▶ [TEXTE DE LA PAGE]:
--*--

La transplantation de cellules humaines chez l’animal est une xénogreffe, qui doit donc être réalisée dans un contexte immunodéficient (souris SCID). Pour se rapprocher au moins sur le plan biochimique de la maladie humaine, le modèle de souris mdx sera choisi, sa petite taille permettant la réalisation du criblage de l’efficacité de tous les types cellulaires. La première étude sera réalisée par voie intramusculaire directe.

Des outils d’évaluation classiques et standardisés

L’objectif principal du projet est de comparer l’efficacité de progéniteurs myogéniques pour leurs capacités de régénération dans un modèle animal immunodéficient de DMD.

Les différents types de progéniteurs seront générés directement ou indirectement par les participants au projet, à partir de biopsies musculaires communes fournies par Myobank (la banque de cellules et tissus de l’AFM-Téléthon), puis les cellules seront injectées localement, d’une manière standardisée, au niveau d’un muscle unique. A différents intervalles, les muscles seront prélevés et analysés pour étudier et comparer les étendues de régénérations, là encore de manière standardisée.

--*--

▶ [EXERCICES PROPOSÉS]:
1 > D'après le texte sur la greffe de progéniteurs myogéniques, par quelle voie la première étude sera-t-elle réalisée ?
2 > Poursuivez le texte sur la greffe de progéniteurs myogéniques à partir de sa dernière phrase.
Les entrées n'interviennent pas dans ce travail.

--*--

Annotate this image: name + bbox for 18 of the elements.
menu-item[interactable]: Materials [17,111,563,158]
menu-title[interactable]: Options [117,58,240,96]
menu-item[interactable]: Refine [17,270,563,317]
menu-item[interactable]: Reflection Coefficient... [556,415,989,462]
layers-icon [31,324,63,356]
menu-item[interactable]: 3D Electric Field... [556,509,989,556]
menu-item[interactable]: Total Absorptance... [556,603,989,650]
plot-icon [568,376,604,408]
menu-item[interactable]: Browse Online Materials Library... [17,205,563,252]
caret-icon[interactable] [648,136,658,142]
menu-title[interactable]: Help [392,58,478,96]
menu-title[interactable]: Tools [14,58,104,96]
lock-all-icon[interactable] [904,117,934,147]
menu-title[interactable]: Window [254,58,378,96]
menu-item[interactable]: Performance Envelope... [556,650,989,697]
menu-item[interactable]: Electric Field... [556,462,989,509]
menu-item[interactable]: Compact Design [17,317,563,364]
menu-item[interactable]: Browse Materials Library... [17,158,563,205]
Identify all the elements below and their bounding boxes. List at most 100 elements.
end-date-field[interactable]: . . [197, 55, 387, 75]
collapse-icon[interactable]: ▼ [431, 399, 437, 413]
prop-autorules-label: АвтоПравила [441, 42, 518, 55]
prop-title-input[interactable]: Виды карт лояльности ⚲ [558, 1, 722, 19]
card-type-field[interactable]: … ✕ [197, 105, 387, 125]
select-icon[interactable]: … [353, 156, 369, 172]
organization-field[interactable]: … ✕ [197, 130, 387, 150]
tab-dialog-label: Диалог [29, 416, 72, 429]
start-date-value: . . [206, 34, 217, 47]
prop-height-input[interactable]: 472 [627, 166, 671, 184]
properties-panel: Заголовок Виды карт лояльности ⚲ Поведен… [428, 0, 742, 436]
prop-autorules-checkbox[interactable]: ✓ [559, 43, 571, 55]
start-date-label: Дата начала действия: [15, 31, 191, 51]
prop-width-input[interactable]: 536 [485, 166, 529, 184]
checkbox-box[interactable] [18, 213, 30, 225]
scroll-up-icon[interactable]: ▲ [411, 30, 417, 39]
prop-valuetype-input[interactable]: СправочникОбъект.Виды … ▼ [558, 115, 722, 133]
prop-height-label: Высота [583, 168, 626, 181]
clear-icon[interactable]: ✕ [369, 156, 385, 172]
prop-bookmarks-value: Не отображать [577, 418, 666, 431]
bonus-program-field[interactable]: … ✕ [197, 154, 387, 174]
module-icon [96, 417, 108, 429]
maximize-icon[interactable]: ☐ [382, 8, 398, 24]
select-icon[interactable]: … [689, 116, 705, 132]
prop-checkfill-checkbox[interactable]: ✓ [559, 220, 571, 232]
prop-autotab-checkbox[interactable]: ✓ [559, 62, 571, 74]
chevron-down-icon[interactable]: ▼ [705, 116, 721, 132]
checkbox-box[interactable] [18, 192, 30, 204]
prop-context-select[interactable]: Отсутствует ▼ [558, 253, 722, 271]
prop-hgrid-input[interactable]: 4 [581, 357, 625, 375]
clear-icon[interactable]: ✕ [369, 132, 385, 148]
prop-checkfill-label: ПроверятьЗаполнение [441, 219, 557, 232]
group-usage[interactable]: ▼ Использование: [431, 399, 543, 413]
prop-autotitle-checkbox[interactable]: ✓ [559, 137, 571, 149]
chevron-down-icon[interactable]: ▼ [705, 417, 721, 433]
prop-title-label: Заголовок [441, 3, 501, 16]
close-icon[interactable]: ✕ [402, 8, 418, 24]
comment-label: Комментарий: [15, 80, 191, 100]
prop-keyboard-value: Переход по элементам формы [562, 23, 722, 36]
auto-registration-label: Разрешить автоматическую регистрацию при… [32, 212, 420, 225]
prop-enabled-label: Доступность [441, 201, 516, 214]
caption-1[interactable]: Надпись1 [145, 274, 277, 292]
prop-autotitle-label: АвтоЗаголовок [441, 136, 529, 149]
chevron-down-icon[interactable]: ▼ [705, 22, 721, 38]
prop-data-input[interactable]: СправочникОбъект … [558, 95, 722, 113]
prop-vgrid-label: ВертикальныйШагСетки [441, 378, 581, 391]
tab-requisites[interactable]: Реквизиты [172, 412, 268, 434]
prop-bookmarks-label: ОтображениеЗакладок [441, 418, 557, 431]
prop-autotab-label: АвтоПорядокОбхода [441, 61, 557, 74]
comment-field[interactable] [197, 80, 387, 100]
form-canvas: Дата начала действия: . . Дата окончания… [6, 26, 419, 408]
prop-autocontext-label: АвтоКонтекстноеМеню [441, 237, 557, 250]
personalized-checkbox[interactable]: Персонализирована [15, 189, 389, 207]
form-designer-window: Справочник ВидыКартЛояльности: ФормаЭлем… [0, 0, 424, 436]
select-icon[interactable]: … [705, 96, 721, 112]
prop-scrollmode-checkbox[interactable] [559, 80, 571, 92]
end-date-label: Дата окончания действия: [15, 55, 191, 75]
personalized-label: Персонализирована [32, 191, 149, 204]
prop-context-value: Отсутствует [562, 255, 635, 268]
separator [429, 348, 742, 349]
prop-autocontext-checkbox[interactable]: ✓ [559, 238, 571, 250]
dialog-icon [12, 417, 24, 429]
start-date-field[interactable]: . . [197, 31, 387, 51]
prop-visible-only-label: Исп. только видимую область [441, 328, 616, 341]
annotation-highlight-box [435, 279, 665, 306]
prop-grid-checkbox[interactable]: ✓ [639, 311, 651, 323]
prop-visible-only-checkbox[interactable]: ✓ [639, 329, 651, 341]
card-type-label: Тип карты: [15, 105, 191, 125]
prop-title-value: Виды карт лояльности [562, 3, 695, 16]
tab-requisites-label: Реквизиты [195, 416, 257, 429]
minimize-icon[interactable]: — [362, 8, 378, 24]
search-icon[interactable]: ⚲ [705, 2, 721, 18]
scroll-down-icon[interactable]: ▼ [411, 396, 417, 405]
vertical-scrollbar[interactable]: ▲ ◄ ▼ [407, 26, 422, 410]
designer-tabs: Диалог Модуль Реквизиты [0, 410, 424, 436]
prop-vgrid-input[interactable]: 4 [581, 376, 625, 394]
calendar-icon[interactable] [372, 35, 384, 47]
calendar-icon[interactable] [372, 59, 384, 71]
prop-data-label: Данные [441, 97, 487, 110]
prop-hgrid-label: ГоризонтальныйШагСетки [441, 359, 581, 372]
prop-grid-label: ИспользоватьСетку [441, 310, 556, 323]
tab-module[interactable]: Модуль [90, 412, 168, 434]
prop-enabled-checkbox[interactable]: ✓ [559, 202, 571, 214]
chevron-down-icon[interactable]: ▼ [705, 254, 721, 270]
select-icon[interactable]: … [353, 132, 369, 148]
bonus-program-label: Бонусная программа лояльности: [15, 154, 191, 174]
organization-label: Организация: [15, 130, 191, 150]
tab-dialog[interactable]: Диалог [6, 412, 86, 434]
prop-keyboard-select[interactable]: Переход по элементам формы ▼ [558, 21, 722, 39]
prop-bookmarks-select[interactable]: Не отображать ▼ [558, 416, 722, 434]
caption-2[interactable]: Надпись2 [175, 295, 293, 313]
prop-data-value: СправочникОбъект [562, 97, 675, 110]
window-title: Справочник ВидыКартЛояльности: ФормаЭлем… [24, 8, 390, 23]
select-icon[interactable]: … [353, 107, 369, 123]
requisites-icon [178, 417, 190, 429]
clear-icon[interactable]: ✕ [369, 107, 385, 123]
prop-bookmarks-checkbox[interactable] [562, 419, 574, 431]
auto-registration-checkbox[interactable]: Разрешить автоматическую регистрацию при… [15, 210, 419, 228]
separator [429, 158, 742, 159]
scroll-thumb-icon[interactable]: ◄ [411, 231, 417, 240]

--*--

▶ [RÉPONSES PAR EXERCICE]:
1 > Par voie intramusculaire directe.

2 >
La présence des cellules humaines au sein du tissu de l’hôte, participant directement à la formation des fibres musculaires squelettiques et/ou demeurant en position endomysiale ou endothéliale, peut être très finement caractérisée par des méthodes immuno-histologiques et d’imagerie quantitative standardisées, ce qui permet de suivre le devenir biologique de ces différentes catégories de progéniteurs. La proportion de cellules provenant du donneur et son évolution au cours du temps est quantifiable par PCR, renseignant sur les processus de mort cellulaire immédiate, et de prolifération. L’expression de la dystrophine, et/ou de protéines restaurées, peut être mesurée par Western blot.

Pris ensemble, ces outils permettront un classement multiparamétrique de l’efficacité des différentes populations, et le choix de quelques-unes pour la poursuite de la comparaison, en faisant appel le cas échéant à des modèles animaux de plus grande taille (Figure 1).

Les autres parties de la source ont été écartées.